Stored entries
_____
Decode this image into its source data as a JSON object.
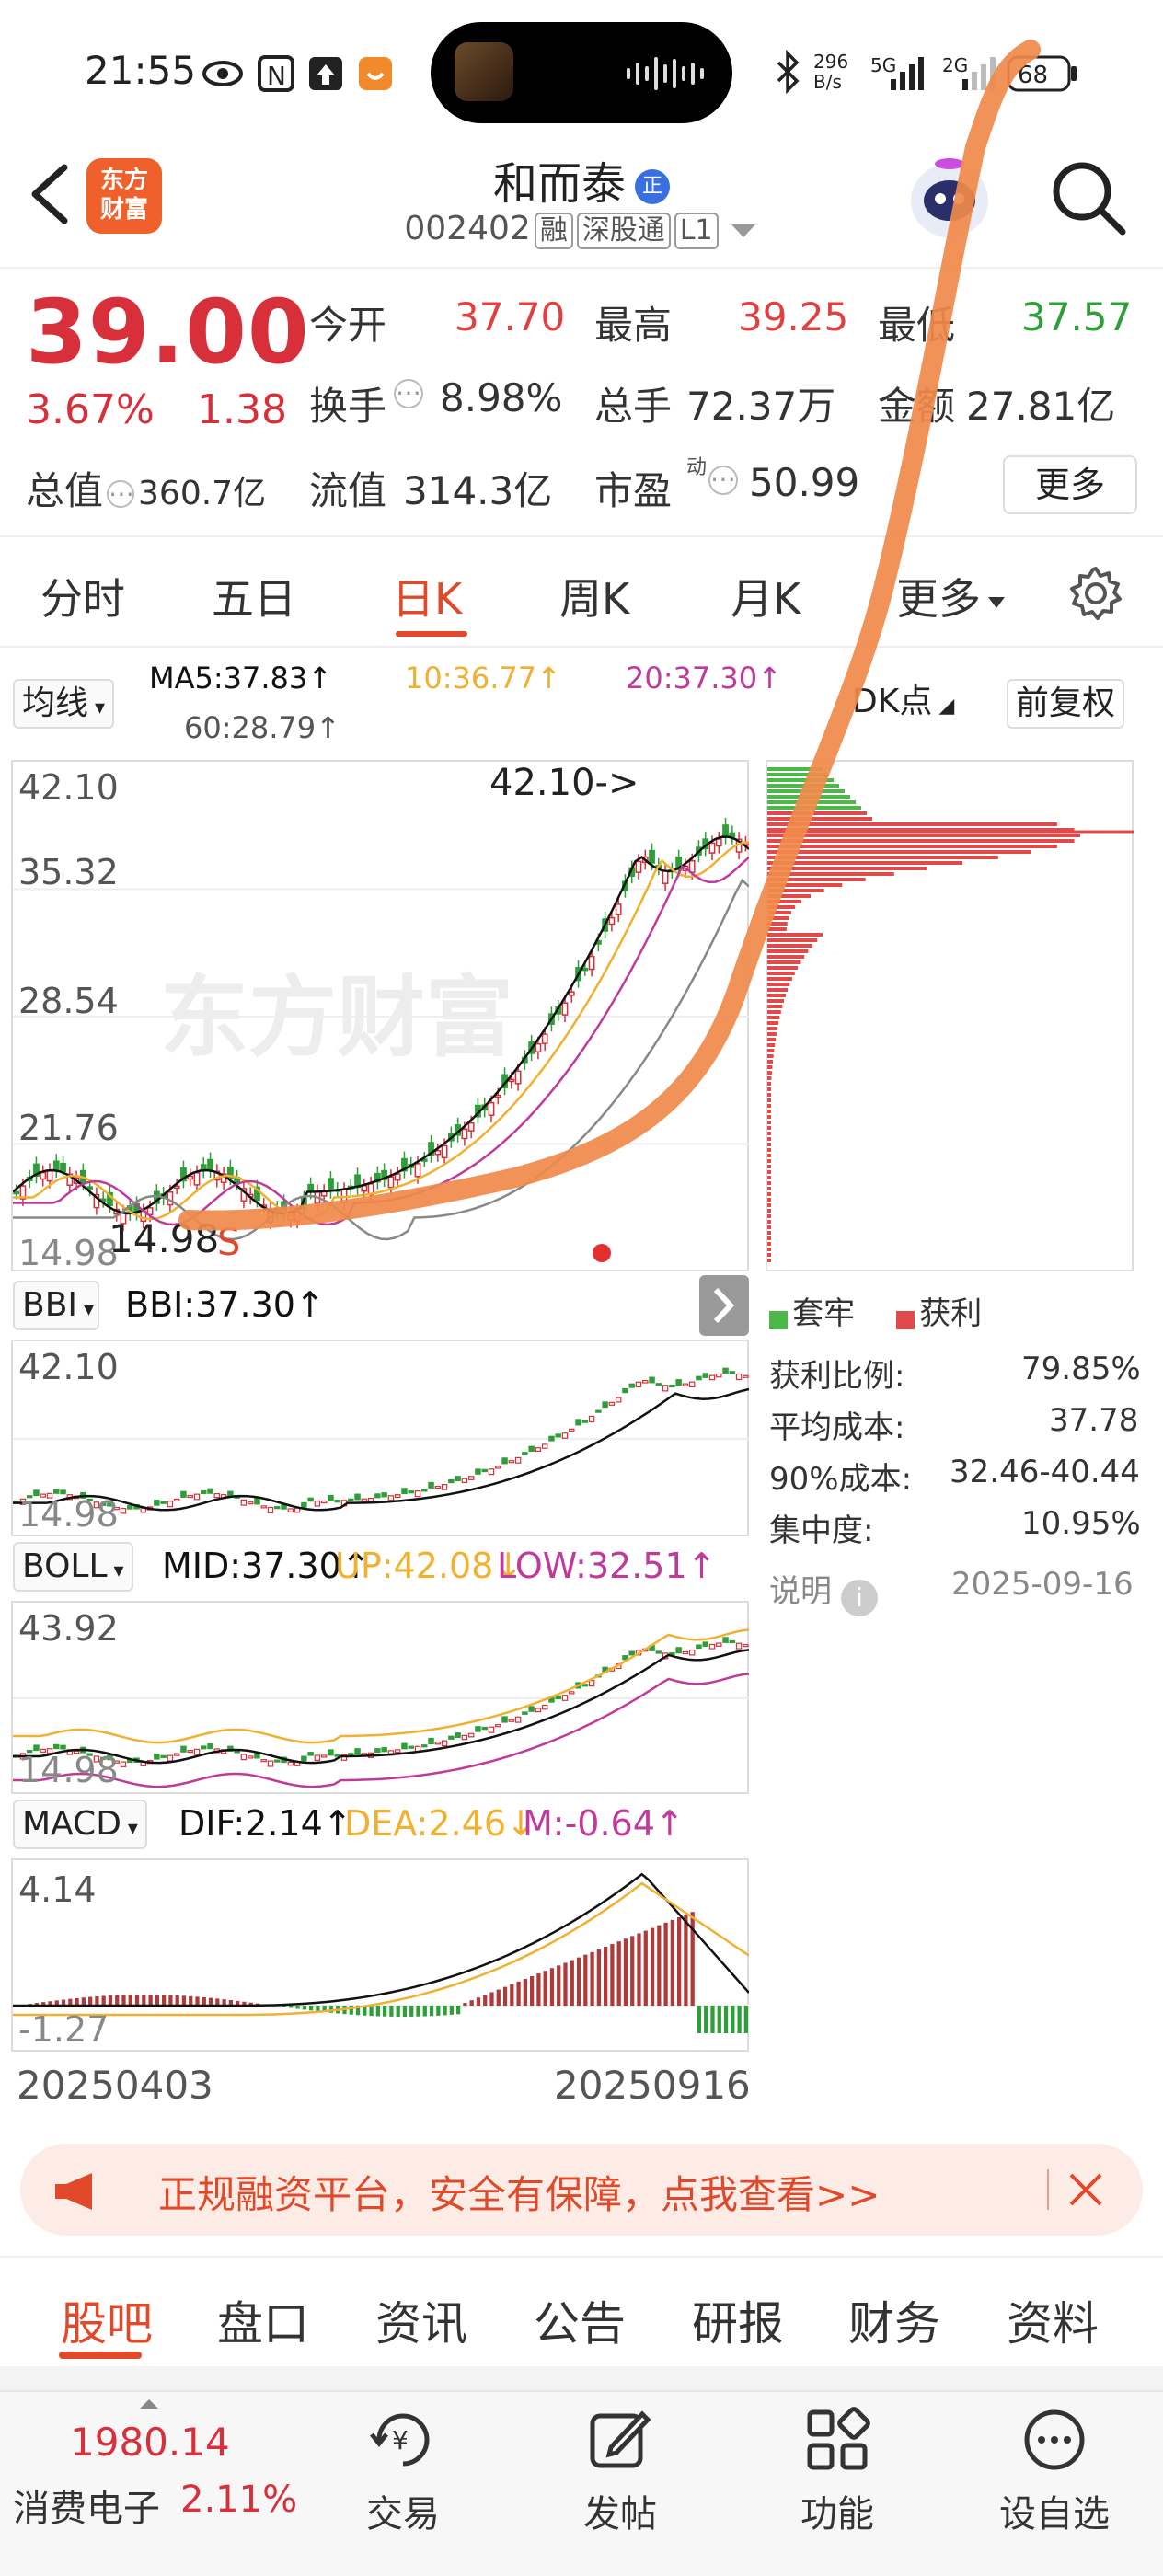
{
  "status_bar": {
    "time": "21:55",
    "net_speed_top": "296",
    "net_speed_bottom": "B/s",
    "signal_1": "5G",
    "signal_2": "2G",
    "battery": "68"
  },
  "header": {
    "stock_name": "和而泰",
    "badge": "正",
    "code": "002402",
    "tags": [
      "融",
      "深股通",
      "L1"
    ],
    "logo_line1": "东方",
    "logo_line2": "财富"
  },
  "quote": {
    "price": "39.00",
    "change_pct": "3.67%",
    "change_amt": "1.38",
    "open_label": "今开",
    "open": "37.70",
    "high_label": "最高",
    "high": "39.25",
    "low_label": "最低",
    "low": "37.57",
    "turnover_label": "换手",
    "turnover": "8.98%",
    "volume_label": "总手",
    "volume": "72.37万",
    "amount_label": "金额",
    "amount": "27.81亿",
    "mktcap_label": "总值",
    "mktcap": "360.7亿",
    "float_label": "流值",
    "float": "314.3亿",
    "pe_label": "市盈",
    "pe_sup": "动",
    "pe": "50.99",
    "more_label": "更多"
  },
  "period_tabs": [
    "分时",
    "五日",
    "日K",
    "周K",
    "月K",
    "更多"
  ],
  "active_period": "日K",
  "ma_row": {
    "selector": "均线",
    "ma5": "MA5:37.83↑",
    "ma10": "10:36.77↑",
    "ma20": "20:37.30↑",
    "ma60": "60:28.79↑",
    "dk_label": "DK点",
    "adj_label": "前复权"
  },
  "main_chart": {
    "y_labels": [
      "42.10",
      "35.32",
      "28.54",
      "21.76",
      "14.98"
    ],
    "max_label": "42.10->",
    "min_label": "14.98",
    "sell_marker": "S",
    "watermark": "东方财富"
  },
  "bbi": {
    "selector": "BBI",
    "value": "BBI:37.30↑",
    "y_top": "42.10",
    "y_bottom": "14.98"
  },
  "boll": {
    "selector": "BOLL",
    "mid": "MID:37.30↑",
    "up": "UP:42.08↓",
    "low": "LOW:32.51↑",
    "y_top": "43.92",
    "y_bottom": "14.98"
  },
  "macd": {
    "selector": "MACD",
    "dif": "DIF:2.14↑",
    "dea": "DEA:2.46↓",
    "m": "M:-0.64↑",
    "y_top": "4.14",
    "y_bottom": "-1.27"
  },
  "x_axis": {
    "start": "20250403",
    "end": "20250916"
  },
  "chip": {
    "legend_trapped": "套牢",
    "legend_profit": "获利",
    "rows": [
      {
        "label": "获利比例:",
        "value": "79.85%"
      },
      {
        "label": "平均成本:",
        "value": "37.78"
      },
      {
        "label": "90%成本:",
        "value": "32.46-40.44"
      },
      {
        "label": "集中度:",
        "value": "10.95%"
      }
    ],
    "note_label": "说明",
    "date": "2025-09-16"
  },
  "banner": {
    "text": "正规融资平台，安全有保障，点我查看>>"
  },
  "bottom_tabs": [
    "股吧",
    "盘口",
    "资讯",
    "公告",
    "研报",
    "财务",
    "资料"
  ],
  "active_bottom_tab": "股吧",
  "dock": {
    "index_value": "1980.14",
    "sector_name": "消费电子",
    "sector_pct": "2.11%",
    "items": [
      "交易",
      "发帖",
      "功能",
      "设自选"
    ]
  },
  "colors": {
    "up": "#d8303a",
    "down": "#2e9e3a",
    "accent": "#e04a2a",
    "ma5": "#111111",
    "ma10": "#f0b030",
    "ma20": "#c03a9c",
    "ma60": "#888888",
    "annotation": "#f08a4a"
  }
}
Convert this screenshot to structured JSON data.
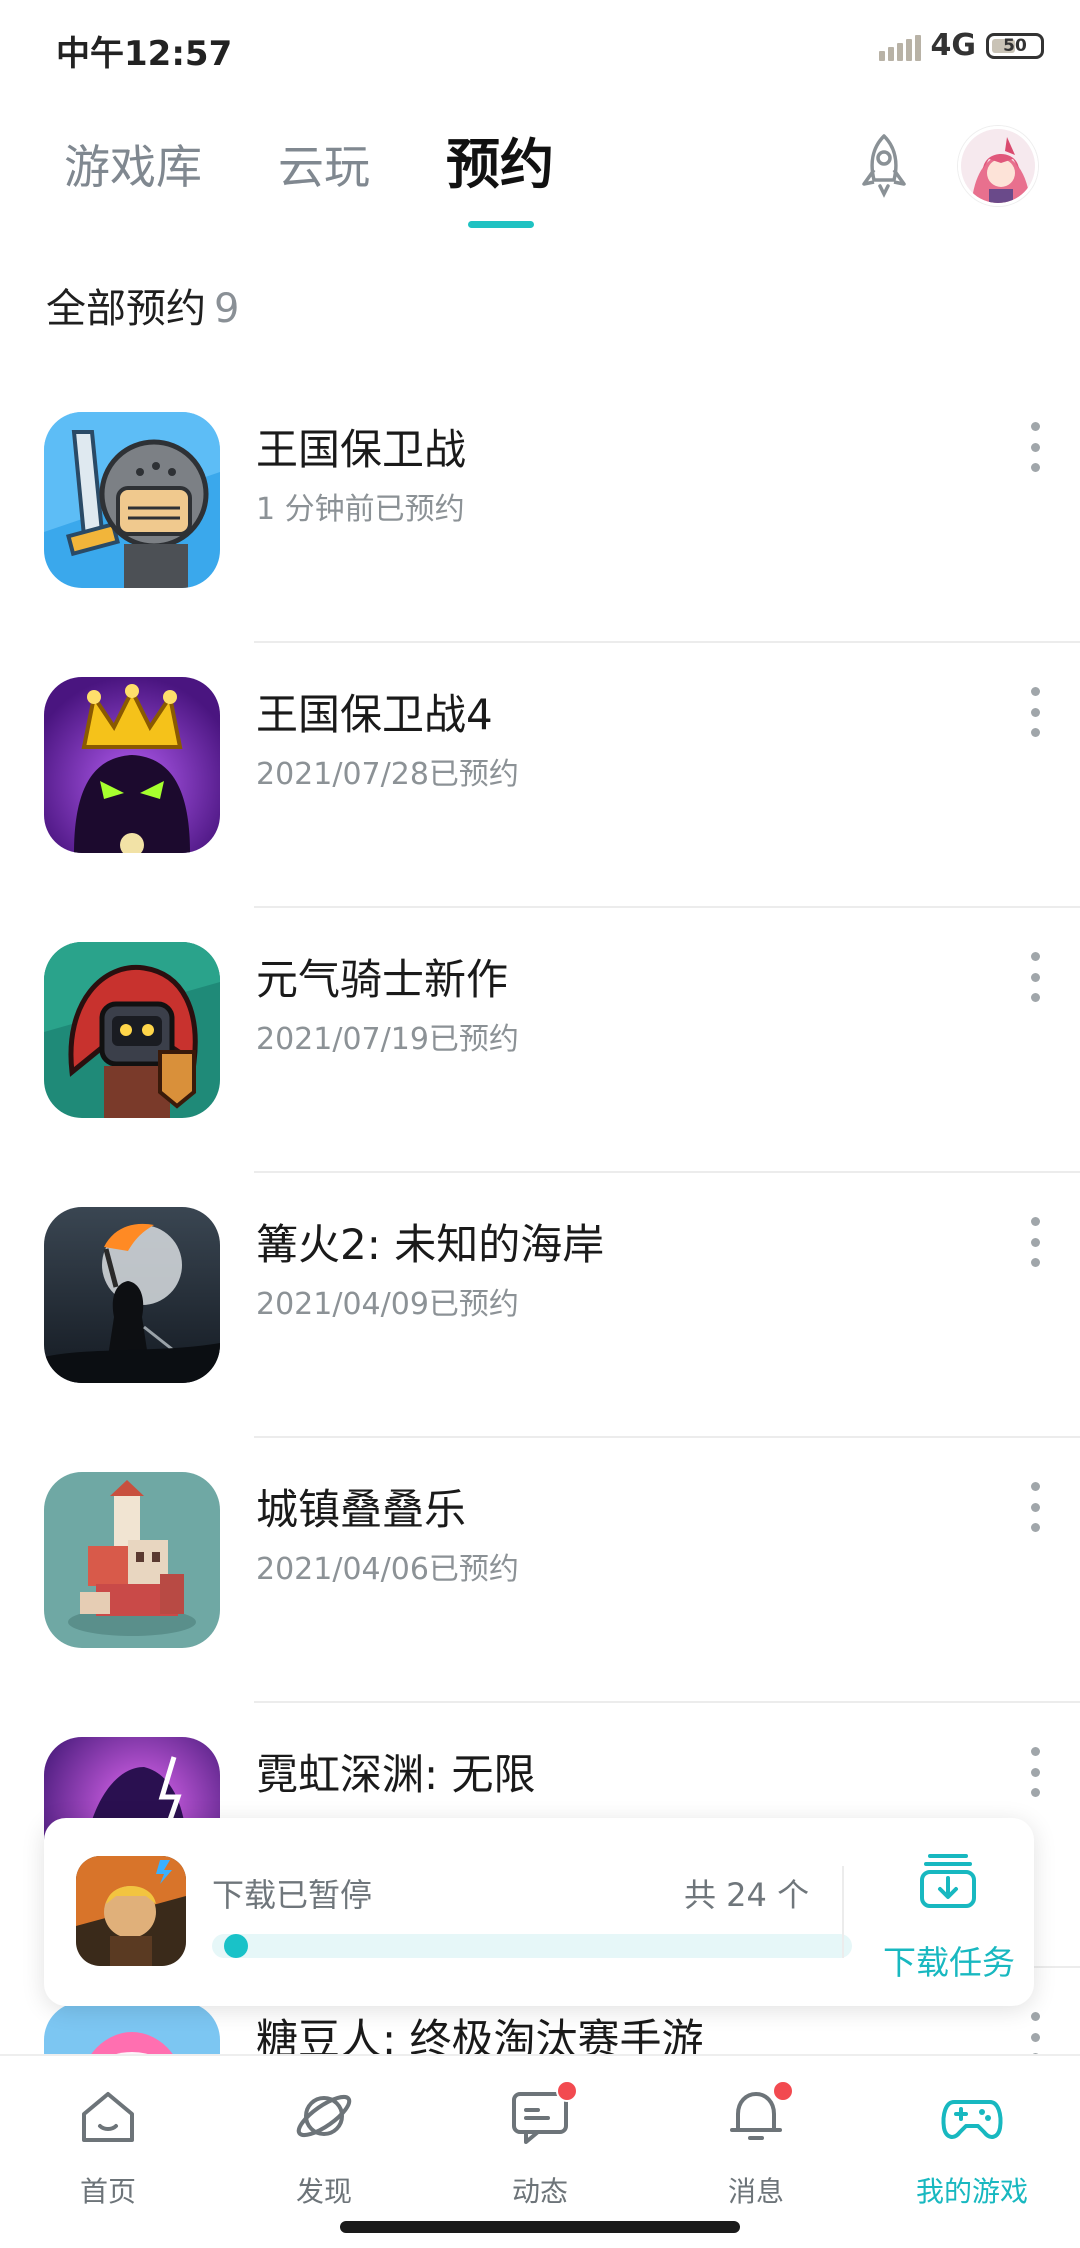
{
  "status_bar": {
    "time": "中午12:57",
    "network": "4G",
    "battery": "50",
    "battery_level": 0.5
  },
  "top_tabs": [
    {
      "label": "游戏库",
      "active": false
    },
    {
      "label": "云玩",
      "active": false
    },
    {
      "label": "预约",
      "active": true
    }
  ],
  "icons": {
    "rocket": "rocket-icon",
    "avatar": "user-avatar",
    "more": "more-vertical-icon"
  },
  "section": {
    "title": "全部预约",
    "count": "9"
  },
  "reservations": [
    {
      "name": "王国保卫战",
      "date": "1 分钟前已预约",
      "icon": "kingdom-rush-icon"
    },
    {
      "name": "王国保卫战4",
      "date": "2021/07/28已预约",
      "icon": "kingdom-rush-4-icon"
    },
    {
      "name": "元气骑士新作",
      "date": "2021/07/19已预约",
      "icon": "soul-knight-new-icon"
    },
    {
      "name": "篝火2: 未知的海岸",
      "date": "2021/04/09已预约",
      "icon": "bonfire-2-icon"
    },
    {
      "name": "城镇叠叠乐",
      "date": "2021/04/06已预约",
      "icon": "townscaper-icon"
    },
    {
      "name": "霓虹深渊: 无限",
      "date": "",
      "icon": "neon-abyss-icon"
    },
    {
      "name": "糖豆人: 终极淘汰赛手游",
      "date": "",
      "icon": "fall-guys-icon"
    }
  ],
  "download": {
    "status": "下载已暂停",
    "total": "共 24 个",
    "progress": 0.02,
    "task_label": "下载任务",
    "thumb_icon": "game-thumb-icon",
    "accent": "#19c2c8"
  },
  "bottom_nav": [
    {
      "label": "首页",
      "icon": "home-icon",
      "active": false,
      "badge": false
    },
    {
      "label": "发现",
      "icon": "planet-icon",
      "active": false,
      "badge": false
    },
    {
      "label": "动态",
      "icon": "chat-icon",
      "active": false,
      "badge": true
    },
    {
      "label": "消息",
      "icon": "bell-icon",
      "active": false,
      "badge": true
    },
    {
      "label": "我的游戏",
      "icon": "gamepad-icon",
      "active": true,
      "badge": false
    }
  ],
  "colors": {
    "accent": "#1fc2c2",
    "badge": "#f24a50",
    "muted": "#8c9296"
  }
}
_____
§ **Set task**
Retype all entries exactly as they appear, dropping the images.

§ **Exercise answer**
Decode this image into its source data as a JSON object.
{
  "status_bar": {
    "time": "21:55",
    "net_speed_top": "296",
    "net_speed_bottom": "B/s",
    "signal_1": "5G",
    "signal_2": "2G",
    "battery": "68"
  },
  "header": {
    "stock_name": "和而泰",
    "badge": "正",
    "code": "002402",
    "tags": [
      "融",
      "深股通",
      "L1"
    ],
    "logo_line1": "东方",
    "logo_line2": "财富"
  },
  "quote": {
    "price": "39.00",
    "change_pct": "3.67%",
    "change_amt": "1.38",
    "open_label": "今开",
    "open": "37.70",
    "high_label": "最高",
    "high": "39.25",
    "low_label": "最低",
    "low": "37.57",
    "turnover_label": "换手",
    "turnover": "8.98%",
    "volume_label": "总手",
    "volume": "72.37万",
    "amount_label": "金额",
    "amount": "27.81亿",
    "mktcap_label": "总值",
    "mktcap": "360.7亿",
    "float_label": "流值",
    "float": "314.3亿",
    "pe_label": "市盈",
    "pe_sup": "动",
    "pe": "50.99",
    "more_label": "更多"
  },
  "period_tabs": [
    "分时",
    "五日",
    "日K",
    "周K",
    "月K",
    "更多"
  ],
  "active_period": "日K",
  "ma_row": {
    "selector": "均线",
    "ma5": "MA5:37.83↑",
    "ma10": "10:36.77↑",
    "ma20": "20:37.30↑",
    "ma60": "60:28.79↑",
    "dk_label": "DK点",
    "adj_label": "前复权"
  },
  "main_chart": {
    "y_labels": [
      "42.10",
      "35.32",
      "28.54",
      "21.76",
      "14.98"
    ],
    "max_label": "42.10->",
    "min_label": "14.98",
    "sell_marker": "S",
    "watermark": "东方财富"
  },
  "bbi": {
    "selector": "BBI",
    "value": "BBI:37.30↑",
    "y_top": "42.10",
    "y_bottom": "14.98"
  },
  "boll": {
    "selector": "BOLL",
    "mid": "MID:37.30↑",
    "up": "UP:42.08↓",
    "low": "LOW:32.51↑",
    "y_top": "43.92",
    "y_bottom": "14.98"
  },
  "macd": {
    "selector": "MACD",
    "dif": "DIF:2.14↑",
    "dea": "DEA:2.46↓",
    "m": "M:-0.64↑",
    "y_top": "4.14",
    "y_bottom": "-1.27"
  },
  "x_axis": {
    "start": "20250403",
    "end": "20250916"
  },
  "chip": {
    "legend_trapped": "套牢",
    "legend_profit": "获利",
    "rows": [
      {
        "label": "获利比例:",
        "value": "79.85%"
      },
      {
        "label": "平均成本:",
        "value": "37.78"
      },
      {
        "label": "90%成本:",
        "value": "32.46-40.44"
      },
      {
        "label": "集中度:",
        "value": "10.95%"
      }
    ],
    "note_label": "说明",
    "date": "2025-09-16"
  },
  "banner": {
    "text": "正规融资平台，安全有保障，点我查看>>"
  },
  "bottom_tabs": [
    "股吧",
    "盘口",
    "资讯",
    "公告",
    "研报",
    "财务",
    "资料"
  ],
  "active_bottom_tab": "股吧",
  "dock": {
    "index_value": "1980.14",
    "sector_name": "消费电子",
    "sector_pct": "2.11%",
    "items": [
      "交易",
      "发帖",
      "功能",
      "设自选"
    ]
  },
  "colors": {
    "up": "#d8303a",
    "down": "#2e9e3a",
    "accent": "#e04a2a",
    "ma5": "#111111",
    "ma10": "#f0b030",
    "ma20": "#c03a9c",
    "ma60": "#888888",
    "annotation": "#f08a4a"
  }
}
Convert this screenshot to structured JSON data.
{
  "status_bar": {
    "time": "中午12:57",
    "network": "4G",
    "battery": "50",
    "battery_level": 0.5
  },
  "top_tabs": [
    {
      "label": "游戏库",
      "active": false
    },
    {
      "label": "云玩",
      "active": false
    },
    {
      "label": "预约",
      "active": true
    }
  ],
  "icons": {
    "rocket": "rocket-icon",
    "avatar": "user-avatar",
    "more": "more-vertical-icon"
  },
  "section": {
    "title": "全部预约",
    "count": "9"
  },
  "reservations": [
    {
      "name": "王国保卫战",
      "date": "1 分钟前已预约",
      "icon": "kingdom-rush-icon"
    },
    {
      "name": "王国保卫战4",
      "date": "2021/07/28已预约",
      "icon": "kingdom-rush-4-icon"
    },
    {
      "name": "元气骑士新作",
      "date": "2021/07/19已预约",
      "icon": "soul-knight-new-icon"
    },
    {
      "name": "篝火2: 未知的海岸",
      "date": "2021/04/09已预约",
      "icon": "bonfire-2-icon"
    },
    {
      "name": "城镇叠叠乐",
      "date": "2021/04/06已预约",
      "icon": "townscaper-icon"
    },
    {
      "name": "霓虹深渊: 无限",
      "date": "",
      "icon": "neon-abyss-icon"
    },
    {
      "name": "糖豆人: 终极淘汰赛手游",
      "date": "",
      "icon": "fall-guys-icon"
    }
  ],
  "download": {
    "status": "下载已暂停",
    "total": "共 24 个",
    "progress": 0.02,
    "task_label": "下载任务",
    "thumb_icon": "game-thumb-icon",
    "accent": "#19c2c8"
  },
  "bottom_nav": [
    {
      "label": "首页",
      "icon": "home-icon",
      "active": false,
      "badge": false
    },
    {
      "label": "发现",
      "icon": "planet-icon",
      "active": false,
      "badge": false
    },
    {
      "label": "动态",
      "icon": "chat-icon",
      "active": false,
      "badge": true
    },
    {
      "label": "消息",
      "icon": "bell-icon",
      "active": false,
      "badge": true
    },
    {
      "label": "我的游戏",
      "icon": "gamepad-icon",
      "active": true,
      "badge": false
    }
  ],
  "colors": {
    "accent": "#1fc2c2",
    "badge": "#f24a50",
    "muted": "#8c9296"
  }
}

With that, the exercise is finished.